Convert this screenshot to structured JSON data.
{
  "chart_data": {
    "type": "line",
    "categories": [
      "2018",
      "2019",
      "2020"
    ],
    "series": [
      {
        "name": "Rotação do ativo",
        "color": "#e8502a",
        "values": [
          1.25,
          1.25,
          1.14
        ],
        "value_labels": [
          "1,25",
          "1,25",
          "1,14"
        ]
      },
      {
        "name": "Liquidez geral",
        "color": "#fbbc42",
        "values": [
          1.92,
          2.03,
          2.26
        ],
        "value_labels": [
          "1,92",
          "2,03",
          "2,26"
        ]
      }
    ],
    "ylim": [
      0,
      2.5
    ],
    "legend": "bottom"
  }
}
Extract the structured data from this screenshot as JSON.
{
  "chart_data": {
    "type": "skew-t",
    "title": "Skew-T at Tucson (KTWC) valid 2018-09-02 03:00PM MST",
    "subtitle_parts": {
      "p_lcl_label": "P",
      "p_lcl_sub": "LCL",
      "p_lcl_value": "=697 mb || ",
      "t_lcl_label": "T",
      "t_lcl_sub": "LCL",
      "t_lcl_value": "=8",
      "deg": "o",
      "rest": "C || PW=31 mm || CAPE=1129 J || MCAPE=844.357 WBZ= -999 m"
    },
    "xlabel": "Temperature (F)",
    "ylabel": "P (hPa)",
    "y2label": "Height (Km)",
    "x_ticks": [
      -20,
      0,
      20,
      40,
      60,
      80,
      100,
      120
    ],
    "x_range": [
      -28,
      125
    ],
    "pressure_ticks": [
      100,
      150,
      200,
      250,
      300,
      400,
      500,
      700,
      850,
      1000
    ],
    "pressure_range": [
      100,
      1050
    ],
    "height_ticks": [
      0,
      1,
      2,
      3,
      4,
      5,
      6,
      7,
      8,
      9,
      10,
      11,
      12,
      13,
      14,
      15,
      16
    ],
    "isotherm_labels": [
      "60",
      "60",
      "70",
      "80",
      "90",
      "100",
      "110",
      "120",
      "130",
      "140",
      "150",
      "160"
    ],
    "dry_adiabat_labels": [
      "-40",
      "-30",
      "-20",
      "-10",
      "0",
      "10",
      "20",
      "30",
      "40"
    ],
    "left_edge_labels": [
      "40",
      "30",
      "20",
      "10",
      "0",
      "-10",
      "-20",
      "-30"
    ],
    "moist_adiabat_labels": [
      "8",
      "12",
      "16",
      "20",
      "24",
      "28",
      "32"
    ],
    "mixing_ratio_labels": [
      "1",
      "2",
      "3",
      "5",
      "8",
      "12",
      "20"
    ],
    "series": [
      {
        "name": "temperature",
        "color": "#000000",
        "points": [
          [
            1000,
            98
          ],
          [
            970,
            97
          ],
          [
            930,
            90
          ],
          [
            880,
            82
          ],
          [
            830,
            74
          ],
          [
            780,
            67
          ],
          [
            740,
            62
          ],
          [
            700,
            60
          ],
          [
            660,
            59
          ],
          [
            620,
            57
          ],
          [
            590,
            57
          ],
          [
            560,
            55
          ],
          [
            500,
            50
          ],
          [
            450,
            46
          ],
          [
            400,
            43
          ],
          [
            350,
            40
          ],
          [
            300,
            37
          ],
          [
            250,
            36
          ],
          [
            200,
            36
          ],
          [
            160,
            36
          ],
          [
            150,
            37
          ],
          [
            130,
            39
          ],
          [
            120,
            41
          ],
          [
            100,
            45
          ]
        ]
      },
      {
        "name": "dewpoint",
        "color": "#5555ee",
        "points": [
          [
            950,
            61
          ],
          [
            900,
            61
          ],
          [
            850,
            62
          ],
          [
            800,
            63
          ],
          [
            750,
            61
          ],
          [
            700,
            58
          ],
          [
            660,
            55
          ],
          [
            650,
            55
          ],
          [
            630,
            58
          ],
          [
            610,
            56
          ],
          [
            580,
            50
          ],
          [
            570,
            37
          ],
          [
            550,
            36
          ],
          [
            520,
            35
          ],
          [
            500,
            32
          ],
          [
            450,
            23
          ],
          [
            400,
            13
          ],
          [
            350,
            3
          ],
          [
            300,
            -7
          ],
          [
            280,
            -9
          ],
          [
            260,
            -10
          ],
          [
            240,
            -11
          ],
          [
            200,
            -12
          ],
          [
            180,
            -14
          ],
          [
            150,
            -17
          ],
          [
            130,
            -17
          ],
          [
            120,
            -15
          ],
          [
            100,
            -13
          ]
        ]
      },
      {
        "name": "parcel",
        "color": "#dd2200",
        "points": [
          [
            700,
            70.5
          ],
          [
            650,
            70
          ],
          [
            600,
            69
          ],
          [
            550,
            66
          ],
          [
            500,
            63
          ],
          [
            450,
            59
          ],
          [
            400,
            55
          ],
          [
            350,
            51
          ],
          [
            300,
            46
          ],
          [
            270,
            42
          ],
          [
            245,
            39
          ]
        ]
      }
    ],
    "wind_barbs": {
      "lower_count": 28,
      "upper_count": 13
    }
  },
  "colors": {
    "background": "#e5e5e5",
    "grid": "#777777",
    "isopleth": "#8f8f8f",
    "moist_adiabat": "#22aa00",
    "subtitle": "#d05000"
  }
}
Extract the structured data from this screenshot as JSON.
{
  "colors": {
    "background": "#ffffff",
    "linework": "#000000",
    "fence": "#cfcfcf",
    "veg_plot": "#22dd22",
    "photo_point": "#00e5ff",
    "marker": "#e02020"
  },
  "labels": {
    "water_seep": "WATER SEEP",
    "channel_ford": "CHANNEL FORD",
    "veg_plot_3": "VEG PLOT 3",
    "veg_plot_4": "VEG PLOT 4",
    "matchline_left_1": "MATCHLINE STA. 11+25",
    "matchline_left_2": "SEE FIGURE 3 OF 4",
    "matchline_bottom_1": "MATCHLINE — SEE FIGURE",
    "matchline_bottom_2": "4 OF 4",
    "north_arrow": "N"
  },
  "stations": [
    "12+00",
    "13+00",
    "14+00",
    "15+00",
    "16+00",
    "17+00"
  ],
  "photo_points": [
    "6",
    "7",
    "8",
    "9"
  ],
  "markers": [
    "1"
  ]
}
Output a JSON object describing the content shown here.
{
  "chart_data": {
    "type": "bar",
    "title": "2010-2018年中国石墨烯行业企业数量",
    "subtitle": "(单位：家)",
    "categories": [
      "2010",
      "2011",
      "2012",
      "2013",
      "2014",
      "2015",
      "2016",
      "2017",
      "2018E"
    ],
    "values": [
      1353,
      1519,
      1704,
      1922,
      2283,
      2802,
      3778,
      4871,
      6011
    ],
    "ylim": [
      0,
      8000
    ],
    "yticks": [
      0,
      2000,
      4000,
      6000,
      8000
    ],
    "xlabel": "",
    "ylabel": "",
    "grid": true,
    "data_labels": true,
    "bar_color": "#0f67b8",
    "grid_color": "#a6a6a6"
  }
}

What you are asked to do >> Write out every line exactly as it stands.

Solution for this exercise >>
Convert this screenshot to structured JSON data.
{
  "chart_data": {
    "type": "line",
    "categories": [
      "2018",
      "2019",
      "2020"
    ],
    "series": [
      {
        "name": "Rotação do ativo",
        "color": "#e8502a",
        "values": [
          1.25,
          1.25,
          1.14
        ],
        "value_labels": [
          "1,25",
          "1,25",
          "1,14"
        ]
      },
      {
        "name": "Liquidez geral",
        "color": "#fbbc42",
        "values": [
          1.92,
          2.03,
          2.26
        ],
        "value_labels": [
          "1,92",
          "2,03",
          "2,26"
        ]
      }
    ],
    "ylim": [
      0,
      2.5
    ],
    "legend": "bottom"
  }
}
Extract the structured data from this screenshot as JSON.
{
  "chart_data": {
    "type": "skew-t",
    "title": "Skew-T at Tucson (KTWC) valid 2018-09-02 03:00PM MST",
    "subtitle_parts": {
      "p_lcl_label": "P",
      "p_lcl_sub": "LCL",
      "p_lcl_value": "=697 mb || ",
      "t_lcl_label": "T",
      "t_lcl_sub": "LCL",
      "t_lcl_value": "=8",
      "deg": "o",
      "rest": "C || PW=31 mm || CAPE=1129 J || MCAPE=844.357 WBZ= -999 m"
    },
    "xlabel": "Temperature (F)",
    "ylabel": "P (hPa)",
    "y2label": "Height (Km)",
    "x_ticks": [
      -20,
      0,
      20,
      40,
      60,
      80,
      100,
      120
    ],
    "x_range": [
      -28,
      125
    ],
    "pressure_ticks": [
      100,
      150,
      200,
      250,
      300,
      400,
      500,
      700,
      850,
      1000
    ],
    "pressure_range": [
      100,
      1050
    ],
    "height_ticks": [
      0,
      1,
      2,
      3,
      4,
      5,
      6,
      7,
      8,
      9,
      10,
      11,
      12,
      13,
      14,
      15,
      16
    ],
    "isotherm_labels": [
      "60",
      "60",
      "70",
      "80",
      "90",
      "100",
      "110",
      "120",
      "130",
      "140",
      "150",
      "160"
    ],
    "dry_adiabat_labels": [
      "-40",
      "-30",
      "-20",
      "-10",
      "0",
      "10",
      "20",
      "30",
      "40"
    ],
    "left_edge_labels": [
      "40",
      "30",
      "20",
      "10",
      "0",
      "-10",
      "-20",
      "-30"
    ],
    "moist_adiabat_labels": [
      "8",
      "12",
      "16",
      "20",
      "24",
      "28",
      "32"
    ],
    "mixing_ratio_labels": [
      "1",
      "2",
      "3",
      "5",
      "8",
      "12",
      "20"
    ],
    "series": [
      {
        "name": "temperature",
        "color": "#000000",
        "points": [
          [
            1000,
            98
          ],
          [
            970,
            97
          ],
          [
            930,
            90
          ],
          [
            880,
            82
          ],
          [
            830,
            74
          ],
          [
            780,
            67
          ],
          [
            740,
            62
          ],
          [
            700,
            60
          ],
          [
            660,
            59
          ],
          [
            620,
            57
          ],
          [
            590,
            57
          ],
          [
            560,
            55
          ],
          [
            500,
            50
          ],
          [
            450,
            46
          ],
          [
            400,
            43
          ],
          [
            350,
            40
          ],
          [
            300,
            37
          ],
          [
            250,
            36
          ],
          [
            200,
            36
          ],
          [
            160,
            36
          ],
          [
            150,
            37
          ],
          [
            130,
            39
          ],
          [
            120,
            41
          ],
          [
            100,
            45
          ]
        ]
      },
      {
        "name": "dewpoint",
        "color": "#5555ee",
        "points": [
          [
            950,
            61
          ],
          [
            900,
            61
          ],
          [
            850,
            62
          ],
          [
            800,
            63
          ],
          [
            750,
            61
          ],
          [
            700,
            58
          ],
          [
            660,
            55
          ],
          [
            650,
            55
          ],
          [
            630,
            58
          ],
          [
            610,
            56
          ],
          [
            580,
            50
          ],
          [
            570,
            37
          ],
          [
            550,
            36
          ],
          [
            520,
            35
          ],
          [
            500,
            32
          ],
          [
            450,
            23
          ],
          [
            400,
            13
          ],
          [
            350,
            3
          ],
          [
            300,
            -7
          ],
          [
            280,
            -9
          ],
          [
            260,
            -10
          ],
          [
            240,
            -11
          ],
          [
            200,
            -12
          ],
          [
            180,
            -14
          ],
          [
            150,
            -17
          ],
          [
            130,
            -17
          ],
          [
            120,
            -15
          ],
          [
            100,
            -13
          ]
        ]
      },
      {
        "name": "parcel",
        "color": "#dd2200",
        "points": [
          [
            700,
            70.5
          ],
          [
            650,
            70
          ],
          [
            600,
            69
          ],
          [
            550,
            66
          ],
          [
            500,
            63
          ],
          [
            450,
            59
          ],
          [
            400,
            55
          ],
          [
            350,
            51
          ],
          [
            300,
            46
          ],
          [
            270,
            42
          ],
          [
            245,
            39
          ]
        ]
      }
    ],
    "wind_barbs": {
      "lower_count": 28,
      "upper_count": 13
    }
  },
  "colors": {
    "background": "#e5e5e5",
    "grid": "#777777",
    "isopleth": "#8f8f8f",
    "moist_adiabat": "#22aa00",
    "subtitle": "#d05000"
  }
}
Extract the structured data from this screenshot as JSON.
{
  "colors": {
    "background": "#ffffff",
    "linework": "#000000",
    "fence": "#cfcfcf",
    "veg_plot": "#22dd22",
    "photo_point": "#00e5ff",
    "marker": "#e02020"
  },
  "labels": {
    "water_seep": "WATER SEEP",
    "channel_ford": "CHANNEL FORD",
    "veg_plot_3": "VEG PLOT 3",
    "veg_plot_4": "VEG PLOT 4",
    "matchline_left_1": "MATCHLINE STA. 11+25",
    "matchline_left_2": "SEE FIGURE 3 OF 4",
    "matchline_bottom_1": "MATCHLINE — SEE FIGURE",
    "matchline_bottom_2": "4 OF 4",
    "north_arrow": "N"
  },
  "stations": [
    "12+00",
    "13+00",
    "14+00",
    "15+00",
    "16+00",
    "17+00"
  ],
  "photo_points": [
    "6",
    "7",
    "8",
    "9"
  ],
  "markers": [
    "1"
  ]
}
Output a JSON object describing the content shown here.
{
  "chart_data": {
    "type": "bar",
    "title": "2010-2018年中国石墨烯行业企业数量",
    "subtitle": "(单位：家)",
    "categories": [
      "2010",
      "2011",
      "2012",
      "2013",
      "2014",
      "2015",
      "2016",
      "2017",
      "2018E"
    ],
    "values": [
      1353,
      1519,
      1704,
      1922,
      2283,
      2802,
      3778,
      4871,
      6011
    ],
    "ylim": [
      0,
      8000
    ],
    "yticks": [
      0,
      2000,
      4000,
      6000,
      8000
    ],
    "xlabel": "",
    "ylabel": "",
    "grid": true,
    "data_labels": true,
    "bar_color": "#0f67b8",
    "grid_color": "#a6a6a6"
  }
}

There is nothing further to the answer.